Convert the lines below into a JSON list of strings, one string per line, leaving out any blank lines.

■ DATA SUPPLIED
+++
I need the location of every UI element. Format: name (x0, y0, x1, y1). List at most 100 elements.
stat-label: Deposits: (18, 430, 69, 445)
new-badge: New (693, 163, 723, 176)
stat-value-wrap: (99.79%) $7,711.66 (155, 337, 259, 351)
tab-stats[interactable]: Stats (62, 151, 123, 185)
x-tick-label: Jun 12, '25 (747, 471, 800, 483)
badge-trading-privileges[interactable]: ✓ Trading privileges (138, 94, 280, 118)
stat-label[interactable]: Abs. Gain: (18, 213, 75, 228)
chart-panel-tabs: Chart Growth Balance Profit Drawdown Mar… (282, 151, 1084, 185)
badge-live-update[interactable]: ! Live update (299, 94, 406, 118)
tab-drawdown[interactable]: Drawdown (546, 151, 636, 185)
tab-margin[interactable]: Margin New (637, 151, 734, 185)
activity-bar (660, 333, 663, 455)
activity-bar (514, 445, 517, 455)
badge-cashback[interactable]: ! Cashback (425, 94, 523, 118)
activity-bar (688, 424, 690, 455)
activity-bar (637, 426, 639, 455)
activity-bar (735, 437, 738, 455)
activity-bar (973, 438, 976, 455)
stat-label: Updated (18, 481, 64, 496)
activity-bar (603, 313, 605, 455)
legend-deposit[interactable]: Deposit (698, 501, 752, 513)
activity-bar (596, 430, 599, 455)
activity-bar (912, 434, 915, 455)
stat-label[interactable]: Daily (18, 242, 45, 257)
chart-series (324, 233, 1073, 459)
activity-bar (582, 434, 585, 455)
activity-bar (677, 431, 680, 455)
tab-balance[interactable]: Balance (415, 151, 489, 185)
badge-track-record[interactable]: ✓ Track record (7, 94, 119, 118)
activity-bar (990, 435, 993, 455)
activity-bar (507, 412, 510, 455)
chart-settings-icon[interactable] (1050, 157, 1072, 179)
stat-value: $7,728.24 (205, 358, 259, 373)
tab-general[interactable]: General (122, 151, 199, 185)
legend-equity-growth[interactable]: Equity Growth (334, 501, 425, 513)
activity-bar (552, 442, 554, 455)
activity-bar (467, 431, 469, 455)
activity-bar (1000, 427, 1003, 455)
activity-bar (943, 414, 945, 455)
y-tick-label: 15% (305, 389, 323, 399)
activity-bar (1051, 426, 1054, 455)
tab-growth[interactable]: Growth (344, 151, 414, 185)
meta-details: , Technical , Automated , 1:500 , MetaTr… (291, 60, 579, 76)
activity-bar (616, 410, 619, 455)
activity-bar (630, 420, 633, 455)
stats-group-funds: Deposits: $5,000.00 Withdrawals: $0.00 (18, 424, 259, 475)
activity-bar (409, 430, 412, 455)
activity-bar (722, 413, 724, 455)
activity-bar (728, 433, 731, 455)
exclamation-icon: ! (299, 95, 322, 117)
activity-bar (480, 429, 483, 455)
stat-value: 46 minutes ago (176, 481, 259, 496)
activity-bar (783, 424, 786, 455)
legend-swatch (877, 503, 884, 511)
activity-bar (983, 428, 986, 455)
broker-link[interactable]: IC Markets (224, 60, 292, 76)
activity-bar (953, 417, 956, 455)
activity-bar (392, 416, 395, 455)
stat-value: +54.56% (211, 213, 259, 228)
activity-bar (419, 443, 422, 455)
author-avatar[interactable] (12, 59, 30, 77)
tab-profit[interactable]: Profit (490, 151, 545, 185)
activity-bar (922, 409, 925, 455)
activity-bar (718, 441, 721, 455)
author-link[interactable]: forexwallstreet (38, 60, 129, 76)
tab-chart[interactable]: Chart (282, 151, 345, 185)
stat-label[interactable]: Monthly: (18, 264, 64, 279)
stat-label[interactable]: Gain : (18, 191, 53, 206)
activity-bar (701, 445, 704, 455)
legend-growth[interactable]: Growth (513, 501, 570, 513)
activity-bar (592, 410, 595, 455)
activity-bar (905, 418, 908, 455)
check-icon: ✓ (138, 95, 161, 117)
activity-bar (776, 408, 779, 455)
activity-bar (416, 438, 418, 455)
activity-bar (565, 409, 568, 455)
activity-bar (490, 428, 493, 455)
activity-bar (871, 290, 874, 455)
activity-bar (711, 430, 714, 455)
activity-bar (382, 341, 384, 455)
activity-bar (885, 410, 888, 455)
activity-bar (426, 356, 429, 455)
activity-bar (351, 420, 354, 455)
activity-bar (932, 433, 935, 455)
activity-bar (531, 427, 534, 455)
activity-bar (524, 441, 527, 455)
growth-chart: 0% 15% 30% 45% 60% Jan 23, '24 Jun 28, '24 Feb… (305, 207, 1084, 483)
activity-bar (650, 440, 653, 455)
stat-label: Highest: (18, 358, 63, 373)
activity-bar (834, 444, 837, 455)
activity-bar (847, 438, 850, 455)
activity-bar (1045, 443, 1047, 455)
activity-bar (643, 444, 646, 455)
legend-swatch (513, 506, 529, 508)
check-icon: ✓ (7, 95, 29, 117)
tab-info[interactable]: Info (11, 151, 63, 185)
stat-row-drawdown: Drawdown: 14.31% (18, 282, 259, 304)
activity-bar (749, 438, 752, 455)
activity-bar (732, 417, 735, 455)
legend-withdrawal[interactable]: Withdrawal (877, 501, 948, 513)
+++
■ SOLUTION FOR THIS EXERCISE
[
  "I need the location of every UI element. Format: name (x0, y0, x1, y1). List at most 100 elements.",
  "stat-label: Deposits: (18, 430, 69, 445)",
  "new-badge: New (693, 163, 723, 176)",
  "stat-value-wrap: (99.79%) $7,711.66 (155, 337, 259, 351)",
  "tab-stats[interactable]: Stats (62, 151, 123, 185)",
  "x-tick-label: Jun 12, '25 (747, 471, 800, 483)",
  "badge-trading-privileges[interactable]: ✓ Trading privileges (138, 94, 280, 118)",
  "stat-label[interactable]: Abs. Gain: (18, 213, 75, 228)",
  "chart-panel-tabs: Chart Growth Balance Profit Drawdown Mar… (282, 151, 1084, 185)",
  "badge-live-update[interactable]: ! Live update (299, 94, 406, 118)",
  "tab-drawdown[interactable]: Drawdown (546, 151, 636, 185)",
  "tab-margin[interactable]: Margin New (637, 151, 734, 185)",
  "activity-bar (660, 333, 663, 455)",
  "activity-bar (514, 445, 517, 455)",
  "badge-cashback[interactable]: ! Cashback (425, 94, 523, 118)",
  "activity-bar (688, 424, 690, 455)",
  "activity-bar (637, 426, 639, 455)",
  "activity-bar (735, 437, 738, 455)",
  "activity-bar (973, 438, 976, 455)",
  "stat-label: Updated (18, 481, 64, 496)",
  "activity-bar (603, 313, 605, 455)",
  "legend-deposit[interactable]: Deposit (698, 501, 752, 513)",
  "activity-bar (596, 430, 599, 455)",
  "activity-bar (912, 434, 915, 455)",
  "stat-label[interactable]: Daily (18, 242, 45, 257)",
  "chart-series (324, 233, 1073, 459)",
  "activity-bar (582, 434, 585, 455)",
  "activity-bar (677, 431, 680, 455)",
  "tab-balance[interactable]: Balance (415, 151, 489, 185)",
  "badge-track-record[interactable]: ✓ Track record (7, 94, 119, 118)",
  "activity-bar (990, 435, 993, 455)",
  "activity-bar (507, 412, 510, 455)",
  "chart-settings-icon[interactable] (1050, 157, 1072, 179)",
  "stat-value: $7,728.24 (205, 358, 259, 373)",
  "tab-general[interactable]: General (122, 151, 199, 185)",
  "legend-equity-growth[interactable]: Equity Growth (334, 501, 425, 513)",
  "activity-bar (552, 442, 554, 455)",
  "activity-bar (467, 431, 469, 455)",
  "activity-bar (1000, 427, 1003, 455)",
  "activity-bar (943, 414, 945, 455)",
  "y-tick-label: 15% (305, 389, 323, 399)",
  "activity-bar (1051, 426, 1054, 455)",
  "tab-growth[interactable]: Growth (344, 151, 414, 185)",
  "meta-details: , Technical , Automated , 1:500 , MetaTr… (291, 60, 579, 76)",
  "activity-bar (616, 410, 619, 455)",
  "activity-bar (630, 420, 633, 455)",
  "stats-group-funds: Deposits: $5,000.00 Withdrawals: $0.00 (18, 424, 259, 475)",
  "activity-bar (409, 430, 412, 455)",
  "activity-bar (722, 413, 724, 455)",
  "activity-bar (728, 433, 731, 455)",
  "exclamation-icon: ! (299, 95, 322, 117)",
  "activity-bar (480, 429, 483, 455)",
  "stat-value: 46 minutes ago (176, 481, 259, 496)",
  "activity-bar (783, 424, 786, 455)",
  "legend-swatch (877, 503, 884, 511)",
  "activity-bar (983, 428, 986, 455)",
  "broker-link[interactable]: IC Markets (224, 60, 292, 76)",
  "activity-bar (953, 417, 956, 455)",
  "activity-bar (392, 416, 395, 455)",
  "stat-value: +54.56% (211, 213, 259, 228)",
  "activity-bar (419, 443, 422, 455)",
  "author-avatar[interactable] (12, 59, 30, 77)",
  "tab-profit[interactable]: Profit (490, 151, 545, 185)",
  "activity-bar (922, 409, 925, 455)",
  "activity-bar (718, 441, 721, 455)",
  "author-link[interactable]: forexwallstreet (38, 60, 129, 76)",
  "tab-chart[interactable]: Chart (282, 151, 345, 185)",
  "stat-label[interactable]: Monthly: (18, 264, 64, 279)",
  "stat-label[interactable]: Gain : (18, 191, 53, 206)",
  "activity-bar (701, 445, 704, 455)",
  "legend-growth[interactable]: Growth (513, 501, 570, 513)",
  "activity-bar (592, 410, 595, 455)",
  "activity-bar (905, 418, 908, 455)",
  "check-icon: ✓ (138, 95, 161, 117)",
  "activity-bar (776, 408, 779, 455)",
  "activity-bar (416, 438, 418, 455)",
  "activity-bar (565, 409, 568, 455)",
  "activity-bar (490, 428, 493, 455)",
  "activity-bar (871, 290, 874, 455)",
  "activity-bar (711, 430, 714, 455)",
  "activity-bar (382, 341, 384, 455)",
  "activity-bar (885, 410, 888, 455)",
  "activity-bar (426, 356, 429, 455)",
  "activity-bar (351, 420, 354, 455)",
  "activity-bar (932, 433, 935, 455)",
  "activity-bar (531, 427, 534, 455)",
  "activity-bar (524, 441, 527, 455)",
  "growth-chart: 0% 15% 30% 45% 60% Jan 23, '24 Jun 28, '24 Feb… (305, 207, 1084, 483)",
  "activity-bar (650, 440, 653, 455)",
  "stat-label: Highest: (18, 358, 63, 373)",
  "activity-bar (834, 444, 837, 455)",
  "activity-bar (847, 438, 850, 455)",
  "activity-bar (1045, 443, 1047, 455)",
  "activity-bar (643, 444, 646, 455)",
  "legend-swatch (513, 506, 529, 508)",
  "check-icon: ✓ (7, 95, 29, 117)",
  "tab-info[interactable]: Info (11, 151, 63, 185)",
  "stat-row-drawdown: Drawdown: 14.31% (18, 282, 259, 304)",
  "activity-bar (749, 438, 752, 455)",
  "activity-bar (732, 417, 735, 455)",
  "legend-withdrawal[interactable]: Withdrawal (877, 501, 948, 513)"
]